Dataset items

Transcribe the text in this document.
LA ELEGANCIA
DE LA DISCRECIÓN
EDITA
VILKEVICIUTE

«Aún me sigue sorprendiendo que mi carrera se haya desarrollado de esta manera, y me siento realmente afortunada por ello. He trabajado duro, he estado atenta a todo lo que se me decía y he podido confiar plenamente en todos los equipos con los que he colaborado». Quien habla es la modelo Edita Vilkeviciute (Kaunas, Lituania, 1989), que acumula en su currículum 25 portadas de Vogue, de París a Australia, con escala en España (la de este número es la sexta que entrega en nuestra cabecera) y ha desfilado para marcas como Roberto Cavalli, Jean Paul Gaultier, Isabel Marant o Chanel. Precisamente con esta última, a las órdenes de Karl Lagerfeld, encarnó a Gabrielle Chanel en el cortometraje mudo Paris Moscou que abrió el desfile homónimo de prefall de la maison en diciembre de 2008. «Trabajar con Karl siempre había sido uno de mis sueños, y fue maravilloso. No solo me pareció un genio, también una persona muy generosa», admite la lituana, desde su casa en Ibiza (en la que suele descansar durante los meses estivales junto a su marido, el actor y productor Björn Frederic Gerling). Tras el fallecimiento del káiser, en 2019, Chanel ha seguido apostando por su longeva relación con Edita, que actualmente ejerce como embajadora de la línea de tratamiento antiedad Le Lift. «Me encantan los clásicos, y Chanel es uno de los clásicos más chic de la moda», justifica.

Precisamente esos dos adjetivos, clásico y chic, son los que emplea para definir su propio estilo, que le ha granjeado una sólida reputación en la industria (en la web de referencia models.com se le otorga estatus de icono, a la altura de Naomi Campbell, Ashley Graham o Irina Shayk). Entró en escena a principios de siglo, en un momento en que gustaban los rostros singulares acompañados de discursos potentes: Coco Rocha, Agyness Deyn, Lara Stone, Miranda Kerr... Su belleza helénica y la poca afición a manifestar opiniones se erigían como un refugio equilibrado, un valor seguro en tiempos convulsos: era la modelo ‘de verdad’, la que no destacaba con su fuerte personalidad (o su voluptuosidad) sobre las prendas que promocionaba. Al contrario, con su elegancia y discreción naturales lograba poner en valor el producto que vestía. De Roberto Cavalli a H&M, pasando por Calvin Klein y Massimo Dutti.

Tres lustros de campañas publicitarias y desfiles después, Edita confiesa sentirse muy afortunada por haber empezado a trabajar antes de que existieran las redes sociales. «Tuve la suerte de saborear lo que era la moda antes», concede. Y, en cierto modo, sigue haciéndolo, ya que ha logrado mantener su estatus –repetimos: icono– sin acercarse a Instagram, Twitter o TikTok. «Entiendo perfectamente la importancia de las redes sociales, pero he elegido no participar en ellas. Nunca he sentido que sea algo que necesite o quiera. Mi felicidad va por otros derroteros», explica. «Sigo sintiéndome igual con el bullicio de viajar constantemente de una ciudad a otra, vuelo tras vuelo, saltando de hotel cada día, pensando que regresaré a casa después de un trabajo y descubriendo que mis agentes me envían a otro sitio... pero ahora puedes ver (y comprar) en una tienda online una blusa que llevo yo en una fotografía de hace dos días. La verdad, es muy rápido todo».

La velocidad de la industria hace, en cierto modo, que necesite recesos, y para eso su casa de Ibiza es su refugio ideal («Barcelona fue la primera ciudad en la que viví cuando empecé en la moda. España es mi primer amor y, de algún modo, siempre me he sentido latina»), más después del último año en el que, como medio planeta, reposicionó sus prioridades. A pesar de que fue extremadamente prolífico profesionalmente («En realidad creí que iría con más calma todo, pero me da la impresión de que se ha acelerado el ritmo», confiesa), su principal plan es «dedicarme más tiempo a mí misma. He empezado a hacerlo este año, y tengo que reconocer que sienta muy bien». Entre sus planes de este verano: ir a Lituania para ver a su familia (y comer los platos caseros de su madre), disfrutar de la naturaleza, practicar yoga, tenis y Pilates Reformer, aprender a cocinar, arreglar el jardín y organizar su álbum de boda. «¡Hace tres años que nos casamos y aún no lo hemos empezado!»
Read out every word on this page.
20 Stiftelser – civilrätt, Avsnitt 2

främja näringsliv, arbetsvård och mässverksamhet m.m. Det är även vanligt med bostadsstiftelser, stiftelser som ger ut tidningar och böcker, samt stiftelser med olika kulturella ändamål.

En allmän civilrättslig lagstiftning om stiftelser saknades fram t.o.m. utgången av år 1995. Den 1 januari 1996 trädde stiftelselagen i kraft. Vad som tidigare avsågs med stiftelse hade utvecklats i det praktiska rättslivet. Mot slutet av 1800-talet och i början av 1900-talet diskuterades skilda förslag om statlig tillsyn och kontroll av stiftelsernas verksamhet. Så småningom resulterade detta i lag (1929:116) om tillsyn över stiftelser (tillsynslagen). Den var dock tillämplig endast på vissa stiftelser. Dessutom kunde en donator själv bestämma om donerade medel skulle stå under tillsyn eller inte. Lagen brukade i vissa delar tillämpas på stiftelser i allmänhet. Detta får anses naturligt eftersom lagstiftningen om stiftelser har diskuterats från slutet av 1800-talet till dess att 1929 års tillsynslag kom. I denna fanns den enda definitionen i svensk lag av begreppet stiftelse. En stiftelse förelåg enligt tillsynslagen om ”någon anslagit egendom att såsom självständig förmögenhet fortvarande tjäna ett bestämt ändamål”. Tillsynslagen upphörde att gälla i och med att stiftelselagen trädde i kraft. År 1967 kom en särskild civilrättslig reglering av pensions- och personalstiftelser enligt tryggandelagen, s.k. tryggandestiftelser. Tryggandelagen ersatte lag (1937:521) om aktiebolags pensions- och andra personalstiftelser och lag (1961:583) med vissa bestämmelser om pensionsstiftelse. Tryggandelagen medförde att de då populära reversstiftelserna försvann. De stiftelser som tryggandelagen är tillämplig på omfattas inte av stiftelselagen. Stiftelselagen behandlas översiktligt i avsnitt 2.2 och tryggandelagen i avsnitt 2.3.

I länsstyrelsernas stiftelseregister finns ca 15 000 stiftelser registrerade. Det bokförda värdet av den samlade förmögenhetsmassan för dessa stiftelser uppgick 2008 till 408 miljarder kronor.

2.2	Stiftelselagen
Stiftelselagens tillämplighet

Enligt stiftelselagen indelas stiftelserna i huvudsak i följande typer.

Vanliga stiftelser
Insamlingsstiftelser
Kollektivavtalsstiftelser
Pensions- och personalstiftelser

EXERCISE BRIEF » Make an exact copy of the records.

WRITTEN RESPONSE »
Transcribe the text in this document.
LA ELEGANCIA
DE LA DISCRECIÓN
EDITA
VILKEVICIUTE

«Aún me sigue sorprendiendo que mi carrera se haya desarrollado de esta manera, y me siento realmente afortunada por ello. He trabajado duro, he estado atenta a todo lo que se me decía y he podido confiar plenamente en todos los equipos con los que he colaborado». Quien habla es la modelo Edita Vilkeviciute (Kaunas, Lituania, 1989), que acumula en su currículum 25 portadas de Vogue, de París a Australia, con escala en España (la de este número es la sexta que entrega en nuestra cabecera) y ha desfilado para marcas como Roberto Cavalli, Jean Paul Gaultier, Isabel Marant o Chanel. Precisamente con esta última, a las órdenes de Karl Lagerfeld, encarnó a Gabrielle Chanel en el cortometraje mudo Paris Moscou que abrió el desfile homónimo de prefall de la maison en diciembre de 2008. «Trabajar con Karl siempre había sido uno de mis sueños, y fue maravilloso. No solo me pareció un genio, también una persona muy generosa», admite la lituana, desde su casa en Ibiza (en la que suele descansar durante los meses estivales junto a su marido, el actor y productor Björn Frederic Gerling). Tras el fallecimiento del káiser, en 2019, Chanel ha seguido apostando por su longeva relación con Edita, que actualmente ejerce como embajadora de la línea de tratamiento antiedad Le Lift. «Me encantan los clásicos, y Chanel es uno de los clásicos más chic de la moda», justifica.

Precisamente esos dos adjetivos, clásico y chic, son los que emplea para definir su propio estilo, que le ha granjeado una sólida reputación en la industria (en la web de referencia models.com se le otorga estatus de icono, a la altura de Naomi Campbell, Ashley Graham o Irina Shayk). Entró en escena a principios de siglo, en un momento en que gustaban los rostros singulares acompañados de discursos potentes: Coco Rocha, Agyness Deyn, Lara Stone, Miranda Kerr... Su belleza helénica y la poca afición a manifestar opiniones se erigían como un refugio equilibrado, un valor seguro en tiempos convulsos: era la modelo ‘de verdad’, la que no destacaba con su fuerte personalidad (o su voluptuosidad) sobre las prendas que promocionaba. Al contrario, con su elegancia y discreción naturales lograba poner en valor el producto que vestía. De Roberto Cavalli a H&M, pasando por Calvin Klein y Massimo Dutti.

Tres lustros de campañas publicitarias y desfiles después, Edita confiesa sentirse muy afortunada por haber empezado a trabajar antes de que existieran las redes sociales. «Tuve la suerte de saborear lo que era la moda antes», concede. Y, en cierto modo, sigue haciéndolo, ya que ha logrado mantener su estatus –repetimos: icono– sin acercarse a Instagram, Twitter o TikTok. «Entiendo perfectamente la importancia de las redes sociales, pero he elegido no participar en ellas. Nunca he sentido que sea algo que necesite o quiera. Mi felicidad va por otros derroteros», explica. «Sigo sintiéndome igual con el bullicio de viajar constantemente de una ciudad a otra, vuelo tras vuelo, saltando de hotel cada día, pensando que regresaré a casa después de un trabajo y descubriendo que mis agentes me envían a otro sitio... pero ahora puedes ver (y comprar) en una tienda online una blusa que llevo yo en una fotografía de hace dos días. La verdad, es muy rápido todo».

La velocidad de la industria hace, en cierto modo, que necesite recesos, y para eso su casa de Ibiza es su refugio ideal («Barcelona fue la primera ciudad en la que viví cuando empecé en la moda. España es mi primer amor y, de algún modo, siempre me he sentido latina»), más después del último año en el que, como medio planeta, reposicionó sus prioridades. A pesar de que fue extremadamente prolífico profesionalmente («En realidad creí que iría con más calma todo, pero me da la impresión de que se ha acelerado el ritmo», confiesa), su principal plan es «dedicarme más tiempo a mí misma. He empezado a hacerlo este año, y tengo que reconocer que sienta muy bien». Entre sus planes de este verano: ir a Lituania para ver a su familia (y comer los platos caseros de su madre), disfrutar de la naturaleza, practicar yoga, tenis y Pilates Reformer, aprender a cocinar, arreglar el jardín y organizar su álbum de boda. «¡Hace tres años que nos casamos y aún no lo hemos empezado!»
Read out every word on this page.
20 Stiftelser – civilrätt, Avsnitt 2

främja näringsliv, arbetsvård och mässverksamhet m.m. Det är även vanligt med bostadsstiftelser, stiftelser som ger ut tidningar och böcker, samt stiftelser med olika kulturella ändamål.

En allmän civilrättslig lagstiftning om stiftelser saknades fram t.o.m. utgången av år 1995. Den 1 januari 1996 trädde stiftelselagen i kraft. Vad som tidigare avsågs med stiftelse hade utvecklats i det praktiska rättslivet. Mot slutet av 1800-talet och i början av 1900-talet diskuterades skilda förslag om statlig tillsyn och kontroll av stiftelsernas verksamhet. Så småningom resulterade detta i lag (1929:116) om tillsyn över stiftelser (tillsynslagen). Den var dock tillämplig endast på vissa stiftelser. Dessutom kunde en donator själv bestämma om donerade medel skulle stå under tillsyn eller inte. Lagen brukade i vissa delar tillämpas på stiftelser i allmänhet. Detta får anses naturligt eftersom lagstiftningen om stiftelser har diskuterats från slutet av 1800-talet till dess att 1929 års tillsynslag kom. I denna fanns den enda definitionen i svensk lag av begreppet stiftelse. En stiftelse förelåg enligt tillsynslagen om ”någon anslagit egendom att såsom självständig förmögenhet fortvarande tjäna ett bestämt ändamål”. Tillsynslagen upphörde att gälla i och med att stiftelselagen trädde i kraft. År 1967 kom en särskild civilrättslig reglering av pensions- och personalstiftelser enligt tryggandelagen, s.k. tryggandestiftelser. Tryggandelagen ersatte lag (1937:521) om aktiebolags pensions- och andra personalstiftelser och lag (1961:583) med vissa bestämmelser om pensionsstiftelse. Tryggandelagen medförde att de då populära reversstiftelserna försvann. De stiftelser som tryggandelagen är tillämplig på omfattas inte av stiftelselagen. Stiftelselagen behandlas översiktligt i avsnitt 2.2 och tryggandelagen i avsnitt 2.3.

I länsstyrelsernas stiftelseregister finns ca 15 000 stiftelser registrerade. Det bokförda värdet av den samlade förmögenhetsmassan för dessa stiftelser uppgick 2008 till 408 miljarder kronor.

2.2	Stiftelselagen
Stiftelselagens tillämplighet

Enligt stiftelselagen indelas stiftelserna i huvudsak i följande typer.

Vanliga stiftelser
Insamlingsstiftelser
Kollektivavtalsstiftelser
Pensions- och personalstiftelser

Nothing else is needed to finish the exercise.